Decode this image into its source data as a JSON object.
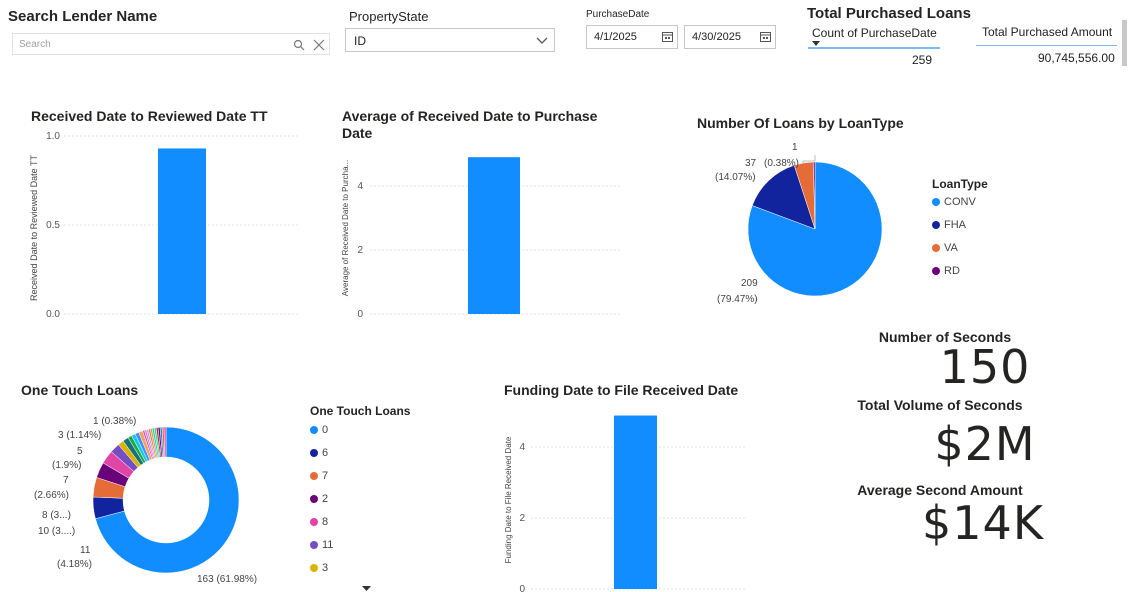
{
  "search": {
    "title": "Search Lender Name",
    "placeholder": "Search"
  },
  "property_state": {
    "title": "PropertyState",
    "value": "ID"
  },
  "purchase_date": {
    "title": "PurchaseDate",
    "start": "4/1/2025",
    "end": "4/30/2025"
  },
  "total_purchased": {
    "title": "Total Purchased Loans",
    "count_label": "Count of PurchaseDate",
    "count_value": "259",
    "amount_label": "Total Purchased Amount",
    "amount_value": "90,745,556.00"
  },
  "kpis": {
    "seconds_label": "Number of Seconds",
    "seconds_value": "150",
    "volume_label": "Total Volume of Seconds",
    "volume_value": "$2M",
    "avg_label": "Average Second Amount",
    "avg_value": "$14K"
  },
  "colors": {
    "blue": "#118DFF",
    "navy": "#12239E",
    "orange": "#E66C37",
    "purple": "#6B007B",
    "pink": "#E044A7",
    "violet": "#744EC2",
    "yellow": "#D9B300"
  },
  "chart_data": [
    {
      "type": "bar",
      "title": "Received Date to Reviewed Date TT",
      "ylabel": "Received Date to Reviewed Date TT",
      "categories": [
        ""
      ],
      "values": [
        0.93
      ],
      "ylim": [
        0,
        1.0
      ],
      "ticks": [
        "0.0",
        "0.5",
        "1.0"
      ]
    },
    {
      "type": "bar",
      "title": "Average of Received Date to Purchase Date",
      "ylabel": "Average of Received Date to Purcha...",
      "categories": [
        ""
      ],
      "values": [
        4.9
      ],
      "ylim": [
        0,
        5
      ],
      "ticks": [
        "0",
        "2",
        "4"
      ]
    },
    {
      "type": "pie",
      "title": "Number Of Loans by LoanType",
      "legend_title": "LoanType",
      "labels": [
        "CONV",
        "FHA",
        "VA",
        "RD"
      ],
      "values": [
        209,
        37,
        12,
        1
      ],
      "data_labels": [
        "209",
        "37",
        "",
        "1"
      ],
      "pct_labels": [
        "(79.47%)",
        "(14.07%)",
        "",
        "(0.38%)"
      ]
    },
    {
      "type": "pie",
      "title": "One Touch Loans",
      "legend_title": "One Touch Loans",
      "legend": [
        "0",
        "6",
        "7",
        "2",
        "8",
        "11",
        "3"
      ],
      "data_labels": [
        "163 (61.98%)",
        "11",
        "(4.18%)",
        "10 (3....)",
        "8 (3...)",
        "7",
        "(2.66%)",
        "5",
        "(1.9%)",
        "3 (1.14%)",
        "1 (0.38%)"
      ]
    },
    {
      "type": "bar",
      "title": "Funding Date to File Received Date",
      "ylabel": "Funding Date to File Received Date",
      "categories": [
        ""
      ],
      "values": [
        4.9
      ],
      "ylim": [
        0,
        5
      ],
      "ticks": [
        "0",
        "2",
        "4"
      ]
    }
  ]
}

*Problem description:* Work out how many lines of the material above contain the word "Reviewed", then give only that figure.

*Task result:* 2